++++ Input rows ++++

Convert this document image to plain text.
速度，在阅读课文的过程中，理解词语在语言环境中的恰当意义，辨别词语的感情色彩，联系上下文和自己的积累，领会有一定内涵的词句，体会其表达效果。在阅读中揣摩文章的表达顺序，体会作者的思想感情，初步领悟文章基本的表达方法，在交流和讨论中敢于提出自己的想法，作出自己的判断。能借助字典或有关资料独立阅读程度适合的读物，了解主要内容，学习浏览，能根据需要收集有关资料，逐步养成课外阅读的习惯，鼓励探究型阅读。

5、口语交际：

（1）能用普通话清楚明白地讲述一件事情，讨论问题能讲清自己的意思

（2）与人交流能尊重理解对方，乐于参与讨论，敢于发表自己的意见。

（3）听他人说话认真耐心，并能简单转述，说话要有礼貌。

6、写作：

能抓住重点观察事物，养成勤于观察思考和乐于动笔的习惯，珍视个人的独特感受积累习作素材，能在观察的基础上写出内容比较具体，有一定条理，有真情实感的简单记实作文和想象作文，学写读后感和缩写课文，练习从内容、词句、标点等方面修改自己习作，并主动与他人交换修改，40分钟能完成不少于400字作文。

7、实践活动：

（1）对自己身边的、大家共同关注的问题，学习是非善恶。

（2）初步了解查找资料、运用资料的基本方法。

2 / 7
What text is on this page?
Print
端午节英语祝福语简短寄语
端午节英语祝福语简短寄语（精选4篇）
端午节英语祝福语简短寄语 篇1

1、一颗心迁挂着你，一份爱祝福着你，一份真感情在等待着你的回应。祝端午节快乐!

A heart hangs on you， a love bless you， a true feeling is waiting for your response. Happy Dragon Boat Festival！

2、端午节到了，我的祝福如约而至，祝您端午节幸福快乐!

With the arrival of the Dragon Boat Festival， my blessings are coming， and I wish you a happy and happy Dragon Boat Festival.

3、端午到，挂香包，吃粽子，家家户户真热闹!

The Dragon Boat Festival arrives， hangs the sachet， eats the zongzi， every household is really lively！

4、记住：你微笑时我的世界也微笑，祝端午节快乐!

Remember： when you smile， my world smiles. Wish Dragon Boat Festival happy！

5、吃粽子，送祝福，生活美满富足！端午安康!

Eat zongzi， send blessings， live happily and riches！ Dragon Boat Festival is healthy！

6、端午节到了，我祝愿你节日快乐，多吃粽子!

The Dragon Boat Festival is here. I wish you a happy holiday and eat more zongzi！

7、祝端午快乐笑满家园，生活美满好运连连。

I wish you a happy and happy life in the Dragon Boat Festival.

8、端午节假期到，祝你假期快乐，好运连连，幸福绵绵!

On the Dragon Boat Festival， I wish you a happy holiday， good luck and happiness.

++++

> **Exercise details**: Make an exact copy of the listing, including every line.

> **Task response**:
Convert this document image to plain text.
速度，在阅读课文的过程中，理解词语在语言环境中的恰当意义，辨别词语的感情色彩，联系上下文和自己的积累，领会有一定内涵的词句，体会其表达效果。在阅读中揣摩文章的表达顺序，体会作者的思想感情，初步领悟文章基本的表达方法，在交流和讨论中敢于提出自己的想法，作出自己的判断。能借助字典或有关资料独立阅读程度适合的读物，了解主要内容，学习浏览，能根据需要收集有关资料，逐步养成课外阅读的习惯，鼓励探究型阅读。

5、口语交际：

（1）能用普通话清楚明白地讲述一件事情，讨论问题能讲清自己的意思

（2）与人交流能尊重理解对方，乐于参与讨论，敢于发表自己的意见。

（3）听他人说话认真耐心，并能简单转述，说话要有礼貌。

6、写作：

能抓住重点观察事物，养成勤于观察思考和乐于动笔的习惯，珍视个人的独特感受积累习作素材，能在观察的基础上写出内容比较具体，有一定条理，有真情实感的简单记实作文和想象作文，学写读后感和缩写课文，练习从内容、词句、标点等方面修改自己习作，并主动与他人交换修改，40分钟能完成不少于400字作文。

7、实践活动：

（1）对自己身边的、大家共同关注的问题，学习是非善恶。

（2）初步了解查找资料、运用资料的基本方法。

2 / 7
What text is on this page?
Print
端午节英语祝福语简短寄语
端午节英语祝福语简短寄语（精选4篇）
端午节英语祝福语简短寄语 篇1

1、一颗心迁挂着你，一份爱祝福着你，一份真感情在等待着你的回应。祝端午节快乐!

A heart hangs on you， a love bless you， a true feeling is waiting for your response. Happy Dragon Boat Festival！

2、端午节到了，我的祝福如约而至，祝您端午节幸福快乐!

With the arrival of the Dragon Boat Festival， my blessings are coming， and I wish you a happy and happy Dragon Boat Festival.

3、端午到，挂香包，吃粽子，家家户户真热闹!

The Dragon Boat Festival arrives， hangs the sachet， eats the zongzi， every household is really lively！

4、记住：你微笑时我的世界也微笑，祝端午节快乐!

Remember： when you smile， my world smiles. Wish Dragon Boat Festival happy！

5、吃粽子，送祝福，生活美满富足！端午安康!

Eat zongzi， send blessings， live happily and riches！ Dragon Boat Festival is healthy！

6、端午节到了，我祝愿你节日快乐，多吃粽子!

The Dragon Boat Festival is here. I wish you a happy holiday and eat more zongzi！

7、祝端午快乐笑满家园，生活美满好运连连。

I wish you a happy and happy life in the Dragon Boat Festival.

8、端午节假期到，祝你假期快乐，好运连连，幸福绵绵!

On the Dragon Boat Festival， I wish you a happy holiday， good luck and happiness.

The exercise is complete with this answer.